[Figure dataset records]
----
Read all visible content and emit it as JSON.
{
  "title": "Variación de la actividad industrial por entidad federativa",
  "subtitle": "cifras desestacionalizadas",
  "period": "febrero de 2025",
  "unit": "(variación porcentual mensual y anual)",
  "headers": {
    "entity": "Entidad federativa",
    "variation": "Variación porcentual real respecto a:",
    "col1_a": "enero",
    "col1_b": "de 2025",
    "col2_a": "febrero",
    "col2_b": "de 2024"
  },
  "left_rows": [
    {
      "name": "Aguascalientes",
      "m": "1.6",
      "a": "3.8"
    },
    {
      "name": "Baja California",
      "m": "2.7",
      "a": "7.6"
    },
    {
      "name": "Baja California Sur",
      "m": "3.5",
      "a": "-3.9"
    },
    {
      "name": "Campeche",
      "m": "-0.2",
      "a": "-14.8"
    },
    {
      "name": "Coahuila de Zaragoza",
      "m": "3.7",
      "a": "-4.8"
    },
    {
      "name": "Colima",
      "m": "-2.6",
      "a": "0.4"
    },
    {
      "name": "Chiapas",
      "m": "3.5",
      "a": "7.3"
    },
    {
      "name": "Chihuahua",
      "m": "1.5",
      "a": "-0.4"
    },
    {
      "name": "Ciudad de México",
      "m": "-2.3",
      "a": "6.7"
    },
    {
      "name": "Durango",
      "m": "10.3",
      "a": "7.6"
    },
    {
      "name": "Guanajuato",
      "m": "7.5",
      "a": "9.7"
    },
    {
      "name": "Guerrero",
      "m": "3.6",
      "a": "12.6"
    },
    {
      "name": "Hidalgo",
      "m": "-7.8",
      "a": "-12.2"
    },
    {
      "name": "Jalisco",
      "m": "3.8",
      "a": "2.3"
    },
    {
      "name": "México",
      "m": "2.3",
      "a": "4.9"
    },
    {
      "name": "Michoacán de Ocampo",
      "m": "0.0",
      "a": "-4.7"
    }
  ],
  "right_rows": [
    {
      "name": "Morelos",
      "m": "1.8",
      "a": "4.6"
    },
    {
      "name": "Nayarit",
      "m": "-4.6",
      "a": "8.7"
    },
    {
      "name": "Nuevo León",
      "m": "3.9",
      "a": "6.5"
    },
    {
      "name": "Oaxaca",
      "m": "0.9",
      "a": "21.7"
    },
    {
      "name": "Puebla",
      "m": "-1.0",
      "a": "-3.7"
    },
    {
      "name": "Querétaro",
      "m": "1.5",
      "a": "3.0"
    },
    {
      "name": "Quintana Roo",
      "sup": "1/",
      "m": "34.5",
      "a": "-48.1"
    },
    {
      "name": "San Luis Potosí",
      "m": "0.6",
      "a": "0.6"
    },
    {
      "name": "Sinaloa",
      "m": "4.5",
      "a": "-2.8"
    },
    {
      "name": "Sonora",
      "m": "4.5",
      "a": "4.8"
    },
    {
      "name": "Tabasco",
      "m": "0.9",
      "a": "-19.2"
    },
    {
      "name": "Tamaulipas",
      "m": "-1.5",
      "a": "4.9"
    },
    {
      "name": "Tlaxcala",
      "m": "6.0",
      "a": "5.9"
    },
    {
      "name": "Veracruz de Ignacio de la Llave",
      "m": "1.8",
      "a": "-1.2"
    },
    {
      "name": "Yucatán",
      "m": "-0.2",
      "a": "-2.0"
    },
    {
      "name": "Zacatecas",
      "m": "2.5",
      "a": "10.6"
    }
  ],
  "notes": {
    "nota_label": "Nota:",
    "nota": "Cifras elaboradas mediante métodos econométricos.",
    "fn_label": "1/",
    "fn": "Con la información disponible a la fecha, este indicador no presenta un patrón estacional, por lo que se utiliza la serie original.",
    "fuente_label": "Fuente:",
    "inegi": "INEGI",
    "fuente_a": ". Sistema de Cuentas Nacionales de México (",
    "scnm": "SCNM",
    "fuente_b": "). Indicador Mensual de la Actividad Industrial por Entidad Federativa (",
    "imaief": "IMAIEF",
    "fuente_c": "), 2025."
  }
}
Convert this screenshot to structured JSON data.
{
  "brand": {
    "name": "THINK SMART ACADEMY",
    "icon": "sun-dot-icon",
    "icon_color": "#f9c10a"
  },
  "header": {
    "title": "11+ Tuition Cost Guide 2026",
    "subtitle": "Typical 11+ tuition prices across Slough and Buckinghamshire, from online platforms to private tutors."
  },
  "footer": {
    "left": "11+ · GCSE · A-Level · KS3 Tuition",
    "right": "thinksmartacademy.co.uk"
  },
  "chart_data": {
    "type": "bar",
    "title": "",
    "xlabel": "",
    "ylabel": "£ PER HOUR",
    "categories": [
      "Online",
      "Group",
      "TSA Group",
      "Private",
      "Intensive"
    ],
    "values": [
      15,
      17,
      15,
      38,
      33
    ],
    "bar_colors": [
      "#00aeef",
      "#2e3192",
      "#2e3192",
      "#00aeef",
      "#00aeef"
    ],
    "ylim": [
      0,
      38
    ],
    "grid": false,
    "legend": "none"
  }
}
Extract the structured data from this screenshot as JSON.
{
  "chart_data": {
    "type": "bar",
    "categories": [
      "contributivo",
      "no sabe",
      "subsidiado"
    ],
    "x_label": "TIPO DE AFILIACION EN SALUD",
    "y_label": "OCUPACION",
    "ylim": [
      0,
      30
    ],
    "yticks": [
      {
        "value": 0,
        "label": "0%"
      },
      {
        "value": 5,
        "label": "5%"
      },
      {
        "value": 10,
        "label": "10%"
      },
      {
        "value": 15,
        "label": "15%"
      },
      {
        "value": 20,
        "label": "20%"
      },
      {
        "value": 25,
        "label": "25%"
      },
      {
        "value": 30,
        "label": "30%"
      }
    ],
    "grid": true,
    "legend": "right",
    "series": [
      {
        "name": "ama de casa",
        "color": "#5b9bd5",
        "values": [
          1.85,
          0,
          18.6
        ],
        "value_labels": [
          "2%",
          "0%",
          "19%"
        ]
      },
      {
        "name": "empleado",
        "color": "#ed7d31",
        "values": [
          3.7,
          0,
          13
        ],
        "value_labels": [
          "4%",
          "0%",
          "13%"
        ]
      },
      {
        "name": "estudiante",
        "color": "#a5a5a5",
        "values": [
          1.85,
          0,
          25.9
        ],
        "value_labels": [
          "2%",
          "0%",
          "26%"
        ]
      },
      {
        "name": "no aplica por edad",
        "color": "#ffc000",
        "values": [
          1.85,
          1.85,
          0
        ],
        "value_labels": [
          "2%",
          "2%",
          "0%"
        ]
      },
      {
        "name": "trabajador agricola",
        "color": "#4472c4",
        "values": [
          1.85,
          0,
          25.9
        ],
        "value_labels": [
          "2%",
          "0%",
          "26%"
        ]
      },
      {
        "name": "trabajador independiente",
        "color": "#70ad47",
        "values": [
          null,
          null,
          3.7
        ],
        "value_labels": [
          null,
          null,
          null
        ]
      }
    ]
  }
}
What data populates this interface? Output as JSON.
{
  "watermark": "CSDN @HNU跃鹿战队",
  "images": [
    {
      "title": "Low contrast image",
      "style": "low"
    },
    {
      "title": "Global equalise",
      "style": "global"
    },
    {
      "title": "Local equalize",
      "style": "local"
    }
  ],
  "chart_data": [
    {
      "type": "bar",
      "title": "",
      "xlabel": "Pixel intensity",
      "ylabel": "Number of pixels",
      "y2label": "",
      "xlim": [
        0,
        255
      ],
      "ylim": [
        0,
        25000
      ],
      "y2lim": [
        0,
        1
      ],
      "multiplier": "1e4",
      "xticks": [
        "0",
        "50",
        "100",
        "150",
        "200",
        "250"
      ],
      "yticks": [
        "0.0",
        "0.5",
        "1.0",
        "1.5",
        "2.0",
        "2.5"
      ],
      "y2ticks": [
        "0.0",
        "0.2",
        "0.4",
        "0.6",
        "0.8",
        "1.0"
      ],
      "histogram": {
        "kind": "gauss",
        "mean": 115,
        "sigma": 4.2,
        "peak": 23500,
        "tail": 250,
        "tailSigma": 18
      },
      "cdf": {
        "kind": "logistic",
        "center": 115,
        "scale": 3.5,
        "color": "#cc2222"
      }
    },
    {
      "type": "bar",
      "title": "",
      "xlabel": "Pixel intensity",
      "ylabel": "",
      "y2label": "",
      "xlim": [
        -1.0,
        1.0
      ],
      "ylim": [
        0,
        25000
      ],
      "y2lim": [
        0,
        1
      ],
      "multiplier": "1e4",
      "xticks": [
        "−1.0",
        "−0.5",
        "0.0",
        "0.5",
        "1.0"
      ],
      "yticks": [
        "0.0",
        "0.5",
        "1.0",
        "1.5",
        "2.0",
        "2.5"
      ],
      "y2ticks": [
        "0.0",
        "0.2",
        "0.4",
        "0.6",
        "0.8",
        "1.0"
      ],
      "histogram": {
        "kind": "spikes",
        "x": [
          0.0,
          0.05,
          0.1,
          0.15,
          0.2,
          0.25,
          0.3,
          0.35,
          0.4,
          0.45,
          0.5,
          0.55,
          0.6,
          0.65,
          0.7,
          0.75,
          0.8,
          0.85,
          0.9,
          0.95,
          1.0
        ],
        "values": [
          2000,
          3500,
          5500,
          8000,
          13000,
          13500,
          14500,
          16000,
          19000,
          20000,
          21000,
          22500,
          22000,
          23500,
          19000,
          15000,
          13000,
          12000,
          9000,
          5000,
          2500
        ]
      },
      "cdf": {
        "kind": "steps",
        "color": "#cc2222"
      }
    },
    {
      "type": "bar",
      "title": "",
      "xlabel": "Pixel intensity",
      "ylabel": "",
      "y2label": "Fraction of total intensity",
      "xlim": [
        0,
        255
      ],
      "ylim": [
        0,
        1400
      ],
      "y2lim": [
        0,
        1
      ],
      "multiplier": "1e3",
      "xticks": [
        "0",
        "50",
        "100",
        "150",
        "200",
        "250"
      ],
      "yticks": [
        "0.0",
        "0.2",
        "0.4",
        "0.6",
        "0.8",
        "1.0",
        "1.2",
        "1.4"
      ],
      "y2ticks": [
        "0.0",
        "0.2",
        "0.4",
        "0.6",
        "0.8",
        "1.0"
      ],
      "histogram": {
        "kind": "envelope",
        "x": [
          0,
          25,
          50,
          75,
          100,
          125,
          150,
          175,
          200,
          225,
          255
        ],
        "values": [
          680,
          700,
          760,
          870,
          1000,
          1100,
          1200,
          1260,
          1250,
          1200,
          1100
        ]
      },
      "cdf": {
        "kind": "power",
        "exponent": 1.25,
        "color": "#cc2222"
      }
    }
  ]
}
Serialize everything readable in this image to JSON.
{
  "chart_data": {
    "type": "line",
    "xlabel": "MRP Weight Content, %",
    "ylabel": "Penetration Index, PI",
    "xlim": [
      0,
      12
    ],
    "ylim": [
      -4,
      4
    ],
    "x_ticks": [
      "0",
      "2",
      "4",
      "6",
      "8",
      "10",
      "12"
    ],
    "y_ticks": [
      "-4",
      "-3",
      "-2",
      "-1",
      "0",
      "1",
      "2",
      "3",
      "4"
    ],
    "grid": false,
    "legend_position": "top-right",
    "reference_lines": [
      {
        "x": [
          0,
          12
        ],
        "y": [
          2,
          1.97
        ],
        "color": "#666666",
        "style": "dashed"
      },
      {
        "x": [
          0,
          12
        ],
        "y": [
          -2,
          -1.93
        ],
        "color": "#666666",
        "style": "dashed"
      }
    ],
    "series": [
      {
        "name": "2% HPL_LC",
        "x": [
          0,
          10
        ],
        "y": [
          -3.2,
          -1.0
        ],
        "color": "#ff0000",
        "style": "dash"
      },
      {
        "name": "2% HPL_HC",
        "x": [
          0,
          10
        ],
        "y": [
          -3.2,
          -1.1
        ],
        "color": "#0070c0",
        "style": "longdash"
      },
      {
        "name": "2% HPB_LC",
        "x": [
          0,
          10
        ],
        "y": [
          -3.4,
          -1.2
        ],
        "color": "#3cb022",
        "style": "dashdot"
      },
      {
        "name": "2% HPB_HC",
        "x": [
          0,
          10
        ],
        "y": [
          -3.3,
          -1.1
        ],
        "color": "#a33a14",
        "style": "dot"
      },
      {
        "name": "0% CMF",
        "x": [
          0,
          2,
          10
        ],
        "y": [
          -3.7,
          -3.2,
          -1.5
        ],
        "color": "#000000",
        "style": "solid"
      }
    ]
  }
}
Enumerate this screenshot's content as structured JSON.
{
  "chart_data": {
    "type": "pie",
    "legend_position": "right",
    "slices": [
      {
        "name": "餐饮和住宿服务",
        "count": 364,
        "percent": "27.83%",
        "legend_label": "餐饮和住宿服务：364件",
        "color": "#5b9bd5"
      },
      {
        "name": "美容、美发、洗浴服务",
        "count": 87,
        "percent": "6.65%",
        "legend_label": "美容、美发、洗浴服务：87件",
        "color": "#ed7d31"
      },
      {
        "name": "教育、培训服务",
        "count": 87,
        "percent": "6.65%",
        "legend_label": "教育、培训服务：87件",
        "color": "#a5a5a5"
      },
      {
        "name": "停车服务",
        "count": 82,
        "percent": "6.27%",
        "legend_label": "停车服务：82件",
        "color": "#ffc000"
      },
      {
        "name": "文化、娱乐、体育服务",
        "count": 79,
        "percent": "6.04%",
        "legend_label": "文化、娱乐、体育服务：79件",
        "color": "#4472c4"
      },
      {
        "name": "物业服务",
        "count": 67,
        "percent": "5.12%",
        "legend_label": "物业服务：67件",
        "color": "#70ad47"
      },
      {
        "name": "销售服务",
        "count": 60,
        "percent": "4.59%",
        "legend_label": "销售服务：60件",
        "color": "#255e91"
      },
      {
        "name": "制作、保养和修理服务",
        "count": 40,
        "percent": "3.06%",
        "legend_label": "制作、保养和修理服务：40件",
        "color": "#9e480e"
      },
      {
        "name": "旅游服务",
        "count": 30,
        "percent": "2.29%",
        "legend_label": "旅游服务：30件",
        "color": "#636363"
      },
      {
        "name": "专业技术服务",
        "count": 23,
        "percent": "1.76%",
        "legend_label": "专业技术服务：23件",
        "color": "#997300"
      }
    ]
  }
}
----
[OBJECTIVE]:
Nothing but a number is needed here: how many lines hold the string "kind"?

[TASK OUTPUT]:
6